--- begin Excerpted data ---

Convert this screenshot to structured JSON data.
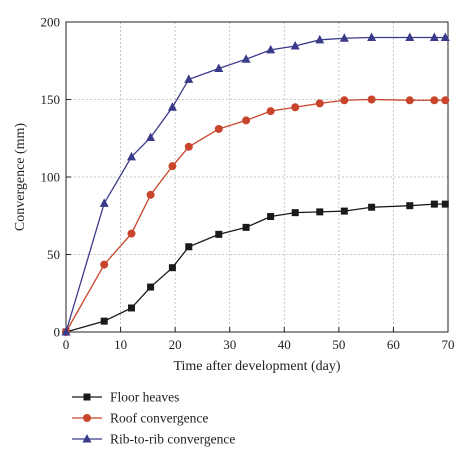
{
  "chart_data": {
    "type": "line",
    "xlabel": "Time after development (day)",
    "ylabel": "Convergence (mm)",
    "xlim": [
      0,
      70
    ],
    "ylim": [
      0,
      200
    ],
    "x_ticks": [
      "0",
      "10",
      "20",
      "30",
      "40",
      "50",
      "60",
      "70"
    ],
    "y_ticks": [
      "0",
      "50",
      "100",
      "150",
      "200"
    ],
    "grid": true,
    "legend_position": "bottom-left-outside",
    "series": [
      {
        "name": "Floor heaves",
        "color": "#1a1a1a",
        "marker": "square",
        "x": [
          0,
          7,
          12,
          15.5,
          19.5,
          22.5,
          28,
          33,
          37.5,
          42,
          46.5,
          51,
          56,
          63,
          67.5,
          69.5
        ],
        "y": [
          0,
          7,
          15.5,
          29,
          41.5,
          55,
          63,
          67.5,
          74.5,
          77,
          77.5,
          78,
          80.5,
          81.5,
          82.5,
          82.5
        ]
      },
      {
        "name": "Roof convergence",
        "color": "#c8442a",
        "marker": "circle",
        "x": [
          0,
          7,
          12,
          15.5,
          19.5,
          22.5,
          28,
          33,
          37.5,
          42,
          46.5,
          51,
          56,
          63,
          67.5,
          69.5
        ],
        "y": [
          0,
          43.5,
          63.5,
          88.5,
          107,
          119.5,
          131,
          136.5,
          142.5,
          145,
          147.5,
          149.5,
          150,
          149.5,
          149.5,
          149.5
        ]
      },
      {
        "name": "Rib-to-rib convergence",
        "color": "#3a3a8a",
        "marker": "triangle",
        "x": [
          0,
          7,
          12,
          15.5,
          19.5,
          22.5,
          28,
          33,
          37.5,
          42,
          46.5,
          51,
          56,
          63,
          67.5,
          69.5
        ],
        "y": [
          0,
          83,
          113,
          125.5,
          145,
          163,
          170,
          176,
          182,
          184.5,
          188.5,
          189.5,
          190,
          190,
          190,
          190
        ]
      }
    ]
  }
}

--- end Excerpted data ---

* _Short exercise_:
Find how many lines of the listing include the string "name" and give that number, nothing else.

* _Correct response_:
3